▶ [Your task] Whenever a line below holds the word "brain", copy that line.

# # # # #

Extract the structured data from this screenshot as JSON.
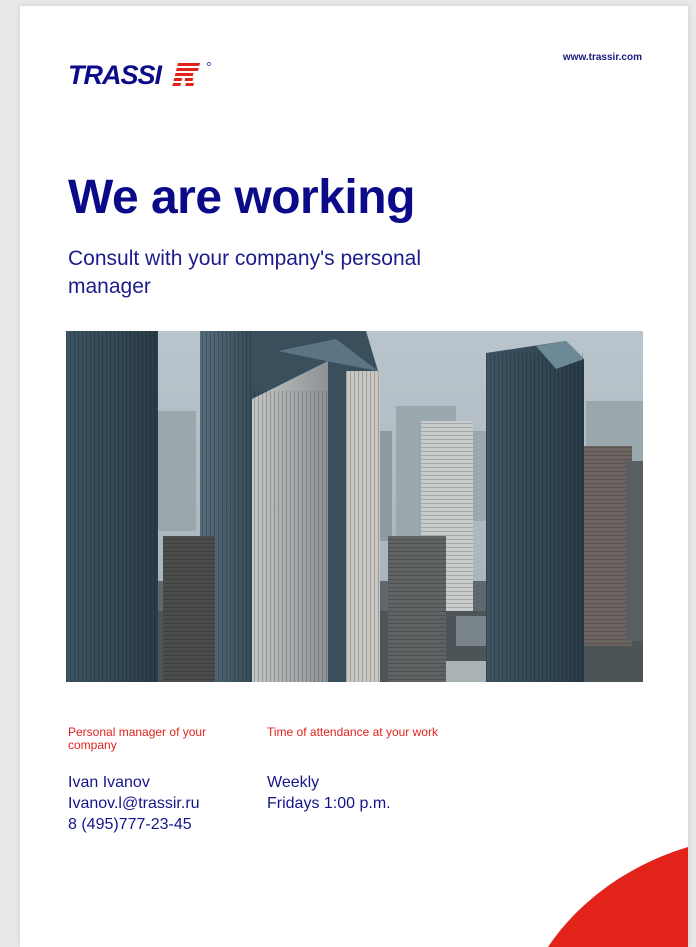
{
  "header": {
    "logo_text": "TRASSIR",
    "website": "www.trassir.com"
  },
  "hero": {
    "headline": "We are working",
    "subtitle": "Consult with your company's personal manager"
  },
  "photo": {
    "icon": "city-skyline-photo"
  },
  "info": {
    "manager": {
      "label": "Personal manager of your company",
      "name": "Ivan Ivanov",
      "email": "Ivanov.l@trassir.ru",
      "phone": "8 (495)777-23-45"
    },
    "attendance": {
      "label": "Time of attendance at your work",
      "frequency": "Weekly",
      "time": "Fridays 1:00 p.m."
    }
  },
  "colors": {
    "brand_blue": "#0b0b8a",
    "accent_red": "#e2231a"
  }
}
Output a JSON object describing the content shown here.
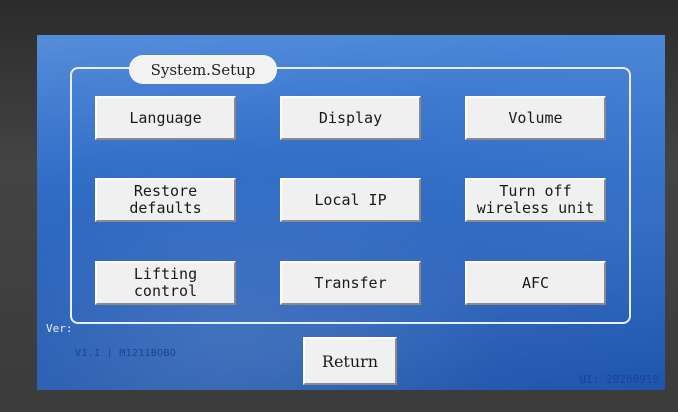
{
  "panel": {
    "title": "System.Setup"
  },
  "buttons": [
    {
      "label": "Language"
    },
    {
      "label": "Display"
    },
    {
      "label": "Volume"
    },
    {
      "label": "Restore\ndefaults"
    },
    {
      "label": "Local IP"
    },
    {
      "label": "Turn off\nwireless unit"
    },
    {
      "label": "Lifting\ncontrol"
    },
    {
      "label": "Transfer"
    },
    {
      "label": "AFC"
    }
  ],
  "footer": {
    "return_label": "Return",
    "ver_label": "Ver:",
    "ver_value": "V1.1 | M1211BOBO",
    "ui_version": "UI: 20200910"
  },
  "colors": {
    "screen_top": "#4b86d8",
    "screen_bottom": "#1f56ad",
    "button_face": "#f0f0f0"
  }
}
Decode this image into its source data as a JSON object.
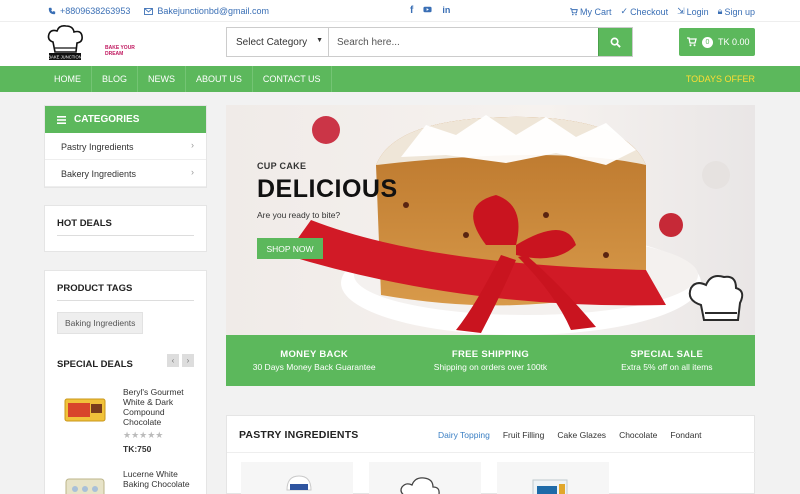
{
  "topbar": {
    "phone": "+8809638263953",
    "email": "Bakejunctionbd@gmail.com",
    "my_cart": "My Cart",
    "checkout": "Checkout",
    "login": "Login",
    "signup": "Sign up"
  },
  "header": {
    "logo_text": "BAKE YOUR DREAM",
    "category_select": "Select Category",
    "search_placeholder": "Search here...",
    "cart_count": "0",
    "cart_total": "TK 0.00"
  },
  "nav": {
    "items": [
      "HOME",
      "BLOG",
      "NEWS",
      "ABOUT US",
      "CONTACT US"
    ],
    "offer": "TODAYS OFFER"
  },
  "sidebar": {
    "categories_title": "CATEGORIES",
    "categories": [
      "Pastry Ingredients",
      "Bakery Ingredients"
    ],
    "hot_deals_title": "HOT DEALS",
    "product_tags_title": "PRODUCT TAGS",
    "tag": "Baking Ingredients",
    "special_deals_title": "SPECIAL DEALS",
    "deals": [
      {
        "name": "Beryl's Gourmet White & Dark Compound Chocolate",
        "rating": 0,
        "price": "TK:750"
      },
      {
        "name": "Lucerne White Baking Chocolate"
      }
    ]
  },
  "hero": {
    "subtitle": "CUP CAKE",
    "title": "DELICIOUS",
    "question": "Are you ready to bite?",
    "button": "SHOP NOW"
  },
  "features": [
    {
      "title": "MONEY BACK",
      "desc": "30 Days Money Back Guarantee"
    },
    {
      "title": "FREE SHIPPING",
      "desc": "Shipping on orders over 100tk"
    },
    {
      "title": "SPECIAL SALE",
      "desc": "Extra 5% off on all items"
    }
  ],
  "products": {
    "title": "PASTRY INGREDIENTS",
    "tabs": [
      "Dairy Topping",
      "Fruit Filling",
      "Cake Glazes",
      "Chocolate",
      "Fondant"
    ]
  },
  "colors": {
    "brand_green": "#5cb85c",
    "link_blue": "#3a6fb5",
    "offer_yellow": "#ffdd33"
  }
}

# # # # #

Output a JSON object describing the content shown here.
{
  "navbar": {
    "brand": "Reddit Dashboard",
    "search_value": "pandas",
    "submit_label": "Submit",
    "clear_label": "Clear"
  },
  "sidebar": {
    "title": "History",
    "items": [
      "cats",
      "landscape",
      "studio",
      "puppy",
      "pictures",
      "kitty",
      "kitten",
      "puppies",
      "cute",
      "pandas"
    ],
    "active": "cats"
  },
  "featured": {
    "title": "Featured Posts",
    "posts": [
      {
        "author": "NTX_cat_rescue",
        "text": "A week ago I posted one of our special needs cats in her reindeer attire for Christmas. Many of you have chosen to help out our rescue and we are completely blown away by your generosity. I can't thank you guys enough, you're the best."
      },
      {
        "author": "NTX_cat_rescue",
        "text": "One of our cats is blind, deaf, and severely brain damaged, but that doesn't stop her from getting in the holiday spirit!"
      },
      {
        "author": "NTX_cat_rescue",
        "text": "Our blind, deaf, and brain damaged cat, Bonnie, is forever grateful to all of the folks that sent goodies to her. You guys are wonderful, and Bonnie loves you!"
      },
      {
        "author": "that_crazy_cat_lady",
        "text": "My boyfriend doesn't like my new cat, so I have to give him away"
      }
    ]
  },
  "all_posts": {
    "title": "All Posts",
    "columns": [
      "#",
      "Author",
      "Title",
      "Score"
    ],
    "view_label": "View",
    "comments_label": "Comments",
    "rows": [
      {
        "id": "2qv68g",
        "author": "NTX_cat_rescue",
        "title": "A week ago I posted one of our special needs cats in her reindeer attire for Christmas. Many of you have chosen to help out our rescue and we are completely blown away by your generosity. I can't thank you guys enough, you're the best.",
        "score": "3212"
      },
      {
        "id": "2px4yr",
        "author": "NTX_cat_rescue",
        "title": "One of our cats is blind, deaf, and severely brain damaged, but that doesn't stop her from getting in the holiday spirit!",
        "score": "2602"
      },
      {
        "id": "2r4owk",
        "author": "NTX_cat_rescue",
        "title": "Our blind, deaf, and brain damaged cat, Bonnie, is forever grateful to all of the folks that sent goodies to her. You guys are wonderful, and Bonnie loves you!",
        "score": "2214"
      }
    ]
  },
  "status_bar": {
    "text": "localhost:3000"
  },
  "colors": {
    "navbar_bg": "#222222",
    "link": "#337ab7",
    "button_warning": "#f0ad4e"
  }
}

# # # # #

▶ [Exercise result]
        "text": "One of our cats is blind, deaf, and severely brain damaged, but that doesn't stop her from getting in the holiday spirit!"
        "text": "Our blind, deaf, and brain damaged cat, Bonnie, is forever grateful to all of the folks that sent goodies to her. You guys are wonderful, and Bonnie loves you!"
        "title": "One of our cats is blind, deaf, and severely brain damaged, but that doesn't stop her from getting in the holiday spirit!",
        "title": "Our blind, deaf, and brain damaged cat, Bonnie, is forever grateful to all of the folks that sent goodies to her. You guys are wonderful, and Bonnie loves you!",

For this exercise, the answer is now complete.